SOURCE PASSAGE

[start]

# *Ta'limning zamonaviy transformatsiyasi* **Development of optimal method of hardware implementation of the SM4 and SM4\_Mix encryption algorithms**

#### *Liu Lingyun*

*- Ph.D. student of the National University of Uzbekistan, Jining Normal University, Shenyu International Community, Jining District, Ulanqab, Inner Mongolia, China*

*Abstract: SM4 is extensively utilized in WLAN WAPI resource-constrained devices. This study introduces an 8-bit iteration structure for SM4 at an ultra-low cost, where key expansion and encryption alternate with only one S-Box. Additionally, to reduce area usage, an on-the-fly key expansion mechanism is employed to reserve memory for round keys, and constants keys are dynamically generated by an equation rather than being read from a large look-up table. The ASIC hardware implementation results indicate that our design has a gate count of only 2.47 K, achieving an approximately 16.0% reduction in area compared to recent works.*

*Keywords: SM4, dynamic key expansion, constant key, iteration structure* **Introduction**

SM4 is a block cipher designed to produce a 128-bit output from a 128-bit input and a 128-bit key through 32 non-linear rounds. Its structure is succinct, with each round involving a limited number of XOR operations, a non-linear substitution, and a linear substitution. Both encryption and decryption follow the same structure, with the only difference being the reversal of the round key order for decryption. The key expansion process shares a similar structure with encryption and utilizes the same non-linear substitution. This simplicity and similarity contribute to the ease of implementing SM4.

Several implementations of the SM4 algorithm exist, each optimized for specific purposes. One approach involves enhancing throughput through the use of pipeline structures. For instance, a swift implementation on smart cards partially

unrolls the iteration loops from 32 rounds to 8 rounds [88]. Many works adopt a strategy of implementing key expansion and encryption separately to enhance parallelism and fully unroll 32 rounds [89–92]. This enables the simultaneous processing of 32 data blocks and the generation of a result every cycle. However, this high throughput is achieved by replicating S-Box and other logics, leading to substantial hardware resource consumption.

The alternative approach is to minimize hardware costs using iteration structures [90–93]. In this method, only one data block is processed at a time, and the output is produced after 32 clock cycles. Techniques such as employing small data width, reducing the number of S-Box instances, and implementing a lightweight key expansion mechanism have been proposed to create compact AES designs [94–96]. Given that AES is a representative block cipher, similar methods can be adapted for SM4. For instance, a design strategy involves sharing the iteration structure between key expansion and encryption, resulting in a halved number of S-Box instances [92]. An ultra-compact SM4 design, referred to as "UCSM4," employs an 8-bit iteration structure, utilizing a single S-Box through resource multiplexing and rescheduling constant keys [93]. The key expansion mechanisms can be categorized into two types: pre-computing and storing all round keys or providing round keys on-the-fly, known as on-the-fly key expansion [94]. The former is prevalent in previous works, including UCSM4, due to its high performance and low energy consumption when input keys remain constant. The latter performs key expansion for each data block but eliminates the need to store round keys, resulting in significant hardware resource savings. In the context of embedded systems, prioritizing low-cost considerations is crucial for designs on resource-restricted devices. However, previous works have achieved only limited reductions in hardware consumption, as low cost was not their primary focus. Our objective in this work is to minimize the area. In [97] proposes a new hardware implementation of SM4 at ultra-low cost (ULSM4). Like UCSM4, the iteration structure of ULSM4 takes 8-bit data width as process unit and supports the computation of key expansion and encryption. The main contribution is that we

first utilized on-the-fly key expansion and generated constant keys dynamically by equation on 8-bit iteration structure of SM4, which minimizes the area.

[end]

GIVEN INFORMATION
[start]

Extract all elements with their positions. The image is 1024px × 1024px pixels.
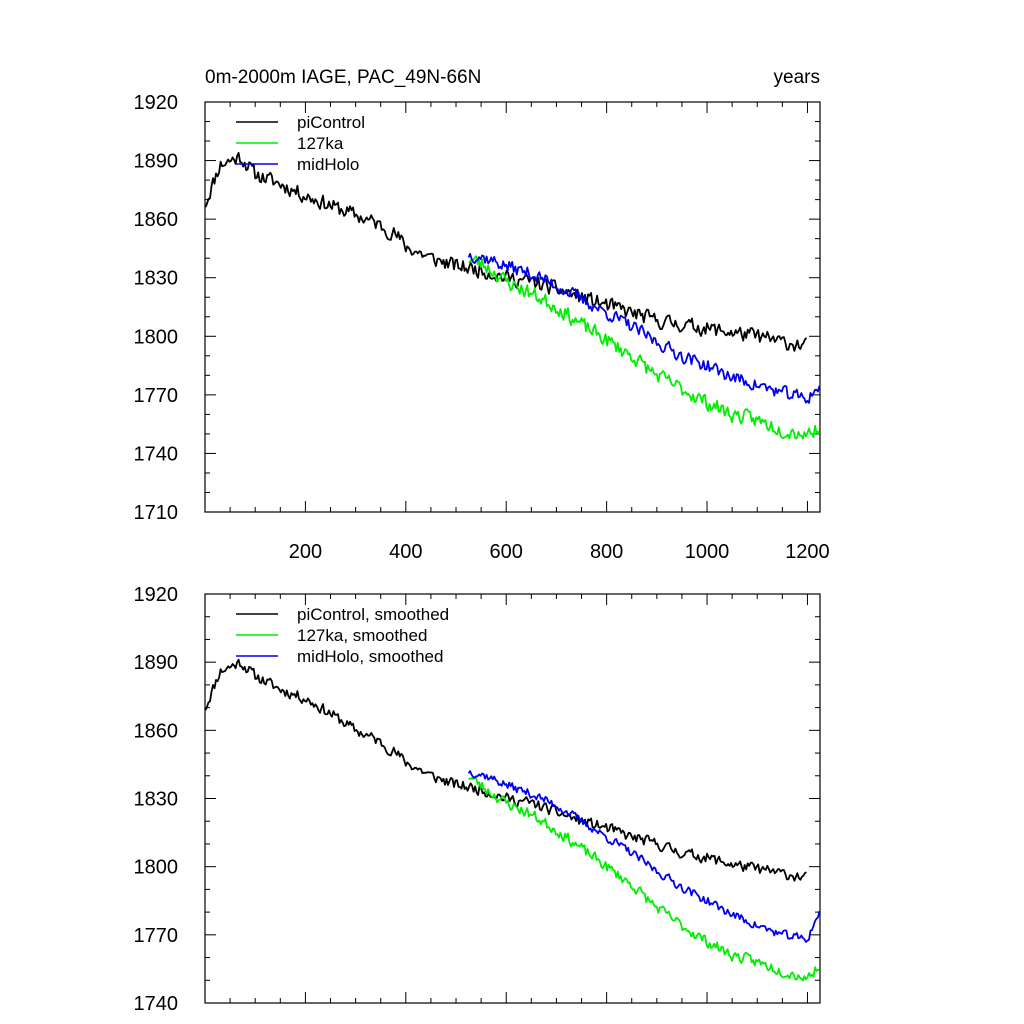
bottom-ytick-label: 1830 [134,789,179,811]
bottom-series-line-3 [467,770,821,943]
bottom-ytick-label: 1800 [134,857,179,879]
bottom-series-line-1 [204,658,807,882]
bottom-series-group [204,658,821,982]
top-ytick-label: 1710 [134,502,179,524]
bottom-ytick-label: 1740 [134,993,179,1015]
bottom-ytick-label: 1920 [134,584,179,606]
top-xtick-label: 600 [490,541,523,563]
bottom-legend: piControl, smoothed 127ka, smoothed midHol… [236,605,449,666]
top-title-left: 0m-2000m IAGE, PAC_49N-66N [205,67,481,88]
top-ytick-label: 1860 [134,209,179,231]
bottom-tick-group: 1740 1770 1800 1830 1860 1890 1920 [134,584,820,1015]
top-plot-frame [204,101,821,513]
top-title-right: years [774,67,820,88]
top-series-line-2 [468,255,821,440]
top-ytick-label: 1770 [134,385,179,407]
bottom-legend-label-2: 127ka, smoothed [297,626,427,645]
top-legend-label-1: piControl [297,113,365,132]
top-xtick-label: 1000 [685,541,730,563]
top-xtick-label: 800 [590,541,623,563]
top-ytick-label: 1830 [134,268,179,290]
bottom-panel: 1740 1770 1800 1830 1860 1890 1920 piControl, … [134,584,821,1015]
bottom-series-line-2 [468,776,820,982]
top-ytick-label: 1800 [134,326,179,348]
bottom-ytick-label: 1860 [134,720,179,742]
top-series-line-3 [467,252,821,404]
bottom-ytick-label: 1890 [134,652,179,674]
top-legend-label-3: midHolo [297,155,359,174]
top-xtick-label: 400 [389,541,422,563]
top-legend: piControl 127ka midHolo [236,113,365,174]
top-series-group [204,151,821,440]
top-ytick-label: 1890 [134,151,179,173]
top-panel: 1710 1740 1770 1800 1830 1860 1890 1920 200 400 60… [134,67,830,563]
top-tick-group: 1710 1740 1770 1800 1830 1860 1890 1920 200 400 60… [134,92,830,563]
top-xtick-label: 1200 [785,541,830,563]
top-series-line-1 [204,151,808,352]
top-ytick-label: 1920 [134,92,179,114]
bottom-ytick-label: 1770 [134,925,179,947]
top-xtick-label: 200 [289,541,322,563]
bottom-legend-label-3: midHolo, smoothed [297,647,443,666]
bottom-legend-label-1: piControl, smoothed [297,605,449,624]
top-legend-label-2: 127ka [297,134,344,153]
top-ytick-label: 1740 [134,443,179,465]
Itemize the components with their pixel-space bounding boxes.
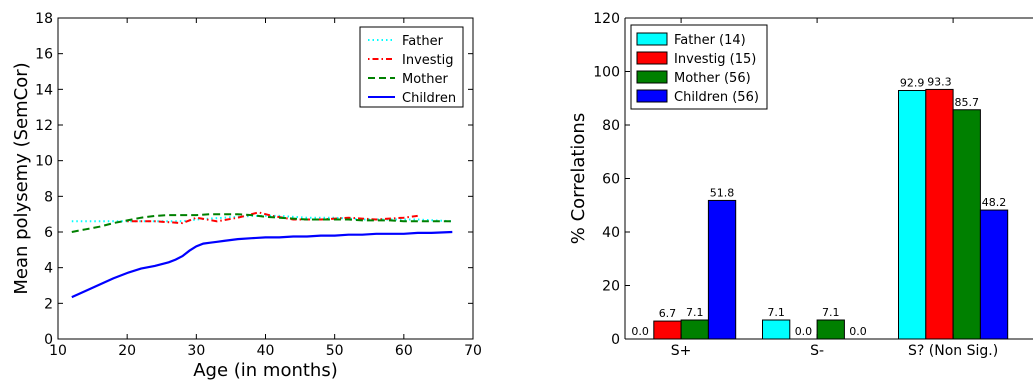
y-axis-label: % Correlations (568, 113, 589, 244)
bar-value-label: 85.7 (955, 96, 980, 109)
legend-label: Father (14) (674, 33, 746, 48)
x-tick-label: 40 (257, 343, 275, 359)
category-label: S? (Non Sig.) (908, 343, 998, 359)
bar-value-label: 0.0 (631, 325, 649, 338)
y-tick-label: 60 (602, 172, 620, 188)
bar-value-label: 7.1 (686, 306, 704, 319)
y-tick-label: 14 (35, 82, 53, 98)
x-tick-label: 50 (326, 343, 344, 359)
legend: Father (14) Investig (15) Mother (56) Child… (630, 24, 768, 110)
bar-father (898, 89, 927, 340)
x-tick-label: 30 (187, 343, 205, 359)
bar-mother (680, 319, 709, 340)
legend-swatch-father (636, 32, 668, 46)
bar-investig (653, 320, 682, 340)
bar-value-label: 0.0 (849, 325, 867, 338)
y-tick-label: 8 (44, 189, 53, 205)
bar-value-label: 0.0 (795, 325, 813, 338)
legend-label: Mother (56) (674, 71, 751, 86)
bar-father (762, 319, 791, 340)
legend-label: Father (402, 34, 444, 49)
x-tick-label: 10 (49, 343, 67, 359)
bar-mother (952, 109, 981, 340)
legend-label: Children (56) (674, 90, 759, 105)
x-axis-label: Age (in months) (193, 360, 338, 381)
y-axis-label: Mean polysemy (SemCor) (11, 62, 32, 294)
y-tick-label: 2 (44, 296, 53, 312)
bar-children (707, 199, 737, 340)
legend-label: Investig (15) (674, 52, 756, 67)
y-tick-label: 6 (44, 225, 53, 241)
y-tick-label: 10 (35, 154, 53, 170)
legend-swatch-mother (636, 70, 668, 84)
legend: Father Investig Mother Children (359, 26, 464, 108)
y-tick-label: 0 (611, 332, 620, 348)
legend-label: Children (402, 91, 456, 106)
bar-value-label: 7.1 (822, 306, 840, 319)
y-tick-label: 20 (602, 279, 620, 295)
y-tick-label: 100 (593, 65, 620, 81)
x-tick-label: 20 (118, 343, 136, 359)
legend-swatch-investig (636, 51, 668, 65)
polysemy-line-chart: 10 20 30 40 50 60 70 0 2 4 6 8 10 12 14 16 18 Age (in mon… (11, 11, 482, 381)
bar-value-label: 51.8 (710, 186, 735, 199)
bar-value-label: 7.1 (767, 306, 785, 319)
y-tick-label: 4 (44, 261, 53, 277)
bar-value-label: 6.7 (659, 307, 677, 320)
y-tick-label: 0 (44, 332, 53, 348)
y-tick-label: 12 (35, 118, 53, 134)
x-tick-label: 60 (395, 343, 413, 359)
category-label: S+ (671, 343, 692, 359)
series-line-mother (71, 213, 453, 233)
legend-label: Mother (402, 72, 449, 87)
legend-swatch-children (636, 89, 668, 103)
y-tick-label: 120 (593, 11, 620, 27)
y-tick-label: 16 (35, 47, 53, 63)
legend-label: Investig (402, 53, 454, 68)
category-label: S- (810, 343, 824, 359)
bar-mother (816, 319, 845, 340)
series-line-investig (127, 211, 418, 225)
bar-value-label: 92.9 (900, 76, 925, 89)
y-tick-label: 18 (35, 11, 53, 27)
correlation-bar-chart: 0.0 7.1 92.9 6.7 0.0 93.3 7.1 7.1 85.7 51.8 0.0 48.… (568, 11, 1033, 359)
series-line-children (71, 230, 453, 299)
y-tick-label: 80 (602, 118, 620, 134)
y-tick-label: 40 (602, 225, 620, 241)
bar-value-label: 93.3 (927, 75, 952, 88)
x-tick-label: 70 (464, 343, 482, 359)
bar-investig (925, 88, 954, 340)
bar-children (979, 209, 1009, 340)
bar-value-label: 48.2 (982, 196, 1007, 209)
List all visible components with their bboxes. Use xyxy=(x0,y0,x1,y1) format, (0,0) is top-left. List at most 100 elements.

[end]

THE TASKS
a: According to the SM4 hardware passage, what gate count does the proposed design reach?
b: Continue the SM4 hardware passage from its final sentence.
The items above are separate material, apart from the SM4 hardware passage.

ANSWERS PROVIDED
a: Only 2.47 K.

b:
This work introduces a novel hardware implementation of SM4, termed ultra-low-cost SM4 (ULSM4\_2). Similar to UCSM4, the iteration structure of ULSM4 adopts an 8-bit data width as the process unit and facilitates key expansion and encryption computations. The primary innovation lies in the utilization of onthe-fly key expansion and dynamic generation of constant keys through equations on the 8-bit iteration structure of SM4, leading to significant area reduction. A comparison between ULSM4\_2 and the latest work UCSM4 on the ASIC platform, based on logic synthesis results, reveals that ULSM4 occupies merely 2.51 K gates at SMIC18 technology, representing an 18.0% reduction compared to UCSM4. These area minimization methods demonstrate their effectiveness, positioning ULSM4 as a more suitable choice for resource-restricted devices.

Earlier studies on low-cost implementations of SM4 have demonstrated that employing a small-width processing unit and resource reutilization techniques can result in compact SM4 implementations. Consequently, our ULSM4 design adopts an 8-bit processing unit and incorporates only one S-Box, with the iteration structure supporting both key expansion and encryption computations. To further reduce hardware costs, ULSM4\_2 utilizes an dynamic key expansion approach to reserve extensive memory for generated round keys. Additionally, 8-bit constant keys are dynamically generated through an equation, eliminating the need for a large look-up table. As a result, ULSM4\_2 is implemented at an ultra-low cost.

#### **Methodology**

The conventional SM4 algorithm is defined in 32 bits. In the subsequent sections, uppercase variables denote 32-bit vectors, while lowercase variables represent 8-bit vectors. Table 3.4 provides definitions for certain terminologies.

Table 3.4.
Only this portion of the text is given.